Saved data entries
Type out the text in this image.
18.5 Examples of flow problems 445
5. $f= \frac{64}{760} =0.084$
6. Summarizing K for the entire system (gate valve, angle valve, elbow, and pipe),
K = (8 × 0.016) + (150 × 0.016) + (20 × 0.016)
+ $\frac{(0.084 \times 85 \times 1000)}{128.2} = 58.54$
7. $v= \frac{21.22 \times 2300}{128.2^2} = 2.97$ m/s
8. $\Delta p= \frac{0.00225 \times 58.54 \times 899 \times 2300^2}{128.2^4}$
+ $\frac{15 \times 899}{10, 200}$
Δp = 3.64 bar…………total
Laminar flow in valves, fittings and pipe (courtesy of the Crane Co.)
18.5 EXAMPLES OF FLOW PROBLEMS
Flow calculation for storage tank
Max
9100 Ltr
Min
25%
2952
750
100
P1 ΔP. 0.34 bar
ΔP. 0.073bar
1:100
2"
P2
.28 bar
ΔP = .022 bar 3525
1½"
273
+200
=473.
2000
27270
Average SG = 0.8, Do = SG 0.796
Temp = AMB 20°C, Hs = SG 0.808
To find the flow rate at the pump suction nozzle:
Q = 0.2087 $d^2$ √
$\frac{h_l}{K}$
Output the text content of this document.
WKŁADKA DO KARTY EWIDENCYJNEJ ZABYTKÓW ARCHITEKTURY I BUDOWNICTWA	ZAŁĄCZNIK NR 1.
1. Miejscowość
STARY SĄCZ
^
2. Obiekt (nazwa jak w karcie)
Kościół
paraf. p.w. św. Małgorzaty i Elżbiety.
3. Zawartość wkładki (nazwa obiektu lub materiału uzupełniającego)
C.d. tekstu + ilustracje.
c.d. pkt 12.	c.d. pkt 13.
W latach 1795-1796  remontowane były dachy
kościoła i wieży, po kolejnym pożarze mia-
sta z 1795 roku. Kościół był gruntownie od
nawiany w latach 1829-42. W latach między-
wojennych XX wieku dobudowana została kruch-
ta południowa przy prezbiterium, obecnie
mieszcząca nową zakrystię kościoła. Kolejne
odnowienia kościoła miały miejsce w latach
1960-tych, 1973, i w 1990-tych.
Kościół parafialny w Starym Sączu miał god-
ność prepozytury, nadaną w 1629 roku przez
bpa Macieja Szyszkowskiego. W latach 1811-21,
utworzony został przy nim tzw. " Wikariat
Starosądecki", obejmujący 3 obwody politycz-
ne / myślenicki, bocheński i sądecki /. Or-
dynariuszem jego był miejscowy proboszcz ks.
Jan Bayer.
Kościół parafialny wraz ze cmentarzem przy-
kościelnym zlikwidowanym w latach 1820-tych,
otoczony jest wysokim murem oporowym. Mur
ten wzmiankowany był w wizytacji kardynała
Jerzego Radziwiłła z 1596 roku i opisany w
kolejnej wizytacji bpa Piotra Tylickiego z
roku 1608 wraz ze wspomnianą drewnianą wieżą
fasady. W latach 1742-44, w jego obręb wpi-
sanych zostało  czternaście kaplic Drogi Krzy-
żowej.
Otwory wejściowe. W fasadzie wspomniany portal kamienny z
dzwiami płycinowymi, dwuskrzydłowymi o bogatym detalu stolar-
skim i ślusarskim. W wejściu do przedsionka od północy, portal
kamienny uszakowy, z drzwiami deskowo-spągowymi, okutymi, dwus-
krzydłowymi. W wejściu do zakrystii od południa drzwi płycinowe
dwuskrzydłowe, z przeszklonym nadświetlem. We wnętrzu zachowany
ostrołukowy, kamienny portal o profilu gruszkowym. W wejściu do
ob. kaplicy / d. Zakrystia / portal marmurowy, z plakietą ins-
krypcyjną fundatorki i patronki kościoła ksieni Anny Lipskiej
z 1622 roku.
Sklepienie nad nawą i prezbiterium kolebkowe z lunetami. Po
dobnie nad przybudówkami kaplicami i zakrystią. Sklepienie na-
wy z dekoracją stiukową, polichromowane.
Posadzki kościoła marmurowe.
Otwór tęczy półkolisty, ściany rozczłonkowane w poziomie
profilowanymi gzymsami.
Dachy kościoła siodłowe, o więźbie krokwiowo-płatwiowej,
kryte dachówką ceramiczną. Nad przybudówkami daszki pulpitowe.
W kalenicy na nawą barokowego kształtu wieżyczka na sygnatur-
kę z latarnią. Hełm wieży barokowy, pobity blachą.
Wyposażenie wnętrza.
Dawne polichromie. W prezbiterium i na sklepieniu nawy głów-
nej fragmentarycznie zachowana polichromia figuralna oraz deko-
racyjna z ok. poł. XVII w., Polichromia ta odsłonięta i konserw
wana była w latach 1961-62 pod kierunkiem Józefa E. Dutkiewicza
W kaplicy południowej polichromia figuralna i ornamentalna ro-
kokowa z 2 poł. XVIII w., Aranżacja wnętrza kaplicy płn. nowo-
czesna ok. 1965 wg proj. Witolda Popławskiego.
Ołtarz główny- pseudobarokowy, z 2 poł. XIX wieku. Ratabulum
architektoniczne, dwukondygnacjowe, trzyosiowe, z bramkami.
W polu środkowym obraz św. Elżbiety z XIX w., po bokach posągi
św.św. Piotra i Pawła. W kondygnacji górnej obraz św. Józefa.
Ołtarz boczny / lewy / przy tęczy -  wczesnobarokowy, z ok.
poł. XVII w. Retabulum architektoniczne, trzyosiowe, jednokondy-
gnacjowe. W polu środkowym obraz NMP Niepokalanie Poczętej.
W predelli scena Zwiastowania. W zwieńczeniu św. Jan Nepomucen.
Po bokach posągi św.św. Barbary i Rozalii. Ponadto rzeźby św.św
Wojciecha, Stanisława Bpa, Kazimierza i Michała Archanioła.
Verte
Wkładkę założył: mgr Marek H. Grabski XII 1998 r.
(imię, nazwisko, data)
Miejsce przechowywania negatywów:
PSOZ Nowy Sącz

REQUIREMENT: Using the entries above, return each line in which the word "bokach" occurs.

SOLUTION FOR THIS TASK:
W polu środkowym obraz św. Elżbiety z XIX w., po bokach posągi
Po bokach posągi św.św. Barbary i Rozalii. Ponadto rzeźby św.św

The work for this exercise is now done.